◆ Exercise details
Quote, verbatim, all material below, without pictures.

--- START OF Data records ---

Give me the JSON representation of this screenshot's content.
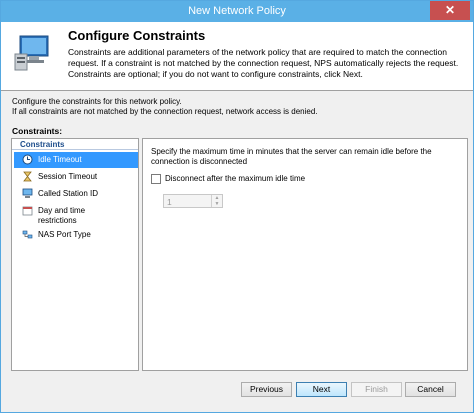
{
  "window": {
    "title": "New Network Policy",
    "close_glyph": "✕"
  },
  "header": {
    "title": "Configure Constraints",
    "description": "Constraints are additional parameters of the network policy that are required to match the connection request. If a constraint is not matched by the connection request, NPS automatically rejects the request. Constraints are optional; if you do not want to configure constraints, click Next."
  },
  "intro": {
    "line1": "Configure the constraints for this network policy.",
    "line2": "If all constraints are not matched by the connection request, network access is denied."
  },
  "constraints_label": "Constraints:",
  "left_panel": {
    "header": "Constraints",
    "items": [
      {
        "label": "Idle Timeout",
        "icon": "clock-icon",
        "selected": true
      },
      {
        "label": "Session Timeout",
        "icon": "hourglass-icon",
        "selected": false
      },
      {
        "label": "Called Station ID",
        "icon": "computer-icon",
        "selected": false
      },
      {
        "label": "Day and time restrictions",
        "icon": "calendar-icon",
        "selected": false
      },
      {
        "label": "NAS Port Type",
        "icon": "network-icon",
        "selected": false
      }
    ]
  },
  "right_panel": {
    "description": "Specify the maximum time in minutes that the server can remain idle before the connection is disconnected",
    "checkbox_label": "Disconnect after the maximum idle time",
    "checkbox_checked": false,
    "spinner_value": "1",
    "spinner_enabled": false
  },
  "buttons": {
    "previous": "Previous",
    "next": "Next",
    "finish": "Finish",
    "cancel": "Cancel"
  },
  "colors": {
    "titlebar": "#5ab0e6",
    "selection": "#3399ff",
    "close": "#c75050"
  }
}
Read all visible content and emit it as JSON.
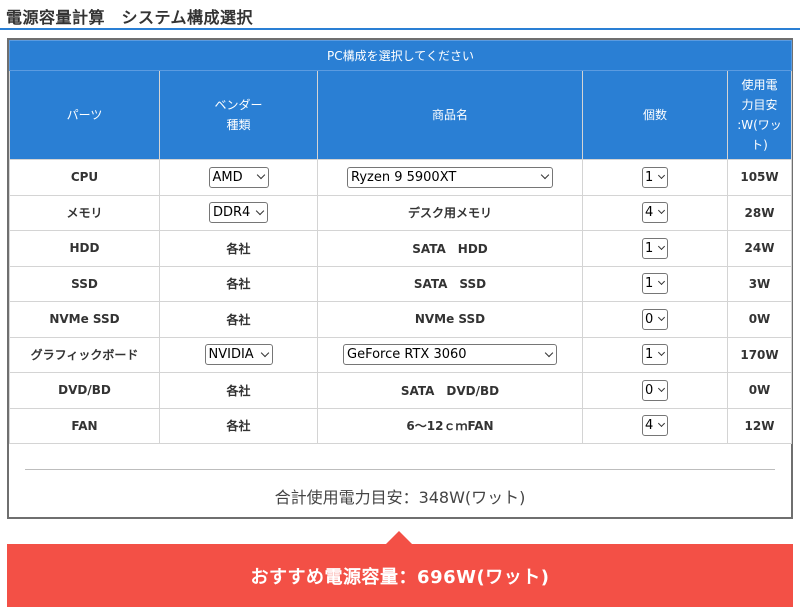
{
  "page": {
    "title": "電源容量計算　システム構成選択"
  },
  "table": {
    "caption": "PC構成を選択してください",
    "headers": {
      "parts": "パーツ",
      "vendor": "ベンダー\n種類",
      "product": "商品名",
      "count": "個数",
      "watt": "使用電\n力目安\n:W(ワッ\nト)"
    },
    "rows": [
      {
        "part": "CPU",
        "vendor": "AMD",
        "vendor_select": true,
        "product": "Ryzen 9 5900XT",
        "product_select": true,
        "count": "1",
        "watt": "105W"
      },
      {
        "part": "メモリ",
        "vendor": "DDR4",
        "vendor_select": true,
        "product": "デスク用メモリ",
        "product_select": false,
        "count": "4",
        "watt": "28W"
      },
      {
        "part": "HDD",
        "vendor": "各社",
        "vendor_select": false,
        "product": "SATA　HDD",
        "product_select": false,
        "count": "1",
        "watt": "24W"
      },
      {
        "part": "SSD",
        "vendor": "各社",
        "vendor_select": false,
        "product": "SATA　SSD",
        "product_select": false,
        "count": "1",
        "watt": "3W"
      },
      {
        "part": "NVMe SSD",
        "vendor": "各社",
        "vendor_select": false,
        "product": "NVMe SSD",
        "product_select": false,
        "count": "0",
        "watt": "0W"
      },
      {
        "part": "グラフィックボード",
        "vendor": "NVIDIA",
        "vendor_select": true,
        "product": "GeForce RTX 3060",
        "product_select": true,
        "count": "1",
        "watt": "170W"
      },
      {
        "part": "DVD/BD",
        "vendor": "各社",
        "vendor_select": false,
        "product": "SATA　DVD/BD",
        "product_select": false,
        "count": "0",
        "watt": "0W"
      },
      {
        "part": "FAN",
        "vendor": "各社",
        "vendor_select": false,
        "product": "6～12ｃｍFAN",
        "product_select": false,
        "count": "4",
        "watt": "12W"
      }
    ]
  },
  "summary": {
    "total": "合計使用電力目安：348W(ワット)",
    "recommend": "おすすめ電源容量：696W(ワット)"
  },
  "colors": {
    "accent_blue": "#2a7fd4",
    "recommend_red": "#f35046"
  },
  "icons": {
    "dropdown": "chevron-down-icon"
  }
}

--- END OF Data records ---

◆ Output below
Give me the JSON representation of this screenshot's content.
{
  "window": {
    "title": "New Network Policy",
    "close_glyph": "✕"
  },
  "header": {
    "title": "Configure Constraints",
    "description": "Constraints are additional parameters of the network policy that are required to match the connection request. If a constraint is not matched by the connection request, NPS automatically rejects the request. Constraints are optional; if you do not want to configure constraints, click Next."
  },
  "intro": {
    "line1": "Configure the constraints for this network policy.",
    "line2": "If all constraints are not matched by the connection request, network access is denied."
  },
  "constraints_label": "Constraints:",
  "left_panel": {
    "header": "Constraints",
    "items": [
      {
        "label": "Idle Timeout",
        "icon": "clock-icon",
        "selected": true
      },
      {
        "label": "Session Timeout",
        "icon": "hourglass-icon",
        "selected": false
      },
      {
        "label": "Called Station ID",
        "icon": "computer-icon",
        "selected": false
      },
      {
        "label": "Day and time restrictions",
        "icon": "calendar-icon",
        "selected": false
      },
      {
        "label": "NAS Port Type",
        "icon": "network-icon",
        "selected": false
      }
    ]
  },
  "right_panel": {
    "description": "Specify the maximum time in minutes that the server can remain idle before the connection is disconnected",
    "checkbox_label": "Disconnect after the maximum idle time",
    "checkbox_checked": false,
    "spinner_value": "1",
    "spinner_enabled": false
  },
  "buttons": {
    "previous": "Previous",
    "next": "Next",
    "finish": "Finish",
    "cancel": "Cancel"
  },
  "colors": {
    "titlebar": "#5ab0e6",
    "selection": "#3399ff",
    "close": "#c75050"
  }
}
Read all visible content and emit it as JSON.
{
  "page": {
    "title": "電源容量計算　システム構成選択"
  },
  "table": {
    "caption": "PC構成を選択してください",
    "headers": {
      "parts": "パーツ",
      "vendor": "ベンダー\n種類",
      "product": "商品名",
      "count": "個数",
      "watt": "使用電\n力目安\n:W(ワッ\nト)"
    },
    "rows": [
      {
        "part": "CPU",
        "vendor": "AMD",
        "vendor_select": true,
        "product": "Ryzen 9 5900XT",
        "product_select": true,
        "count": "1",
        "watt": "105W"
      },
      {
        "part": "メモリ",
        "vendor": "DDR4",
        "vendor_select": true,
        "product": "デスク用メモリ",
        "product_select": false,
        "count": "4",
        "watt": "28W"
      },
      {
        "part": "HDD",
        "vendor": "各社",
        "vendor_select": false,
        "product": "SATA　HDD",
        "product_select": false,
        "count": "1",
        "watt": "24W"
      },
      {
        "part": "SSD",
        "vendor": "各社",
        "vendor_select": false,
        "product": "SATA　SSD",
        "product_select": false,
        "count": "1",
        "watt": "3W"
      },
      {
        "part": "NVMe SSD",
        "vendor": "各社",
        "vendor_select": false,
        "product": "NVMe SSD",
        "product_select": false,
        "count": "0",
        "watt": "0W"
      },
      {
        "part": "グラフィックボード",
        "vendor": "NVIDIA",
        "vendor_select": true,
        "product": "GeForce RTX 3060",
        "product_select": true,
        "count": "1",
        "watt": "170W"
      },
      {
        "part": "DVD/BD",
        "vendor": "各社",
        "vendor_select": false,
        "product": "SATA　DVD/BD",
        "product_select": false,
        "count": "0",
        "watt": "0W"
      },
      {
        "part": "FAN",
        "vendor": "各社",
        "vendor_select": false,
        "product": "6～12ｃｍFAN",
        "product_select": false,
        "count": "4",
        "watt": "12W"
      }
    ]
  },
  "summary": {
    "total": "合計使用電力目安：348W(ワット)",
    "recommend": "おすすめ電源容量：696W(ワット)"
  },
  "colors": {
    "accent_blue": "#2a7fd4",
    "recommend_red": "#f35046"
  },
  "icons": {
    "dropdown": "chevron-down-icon"
  }
}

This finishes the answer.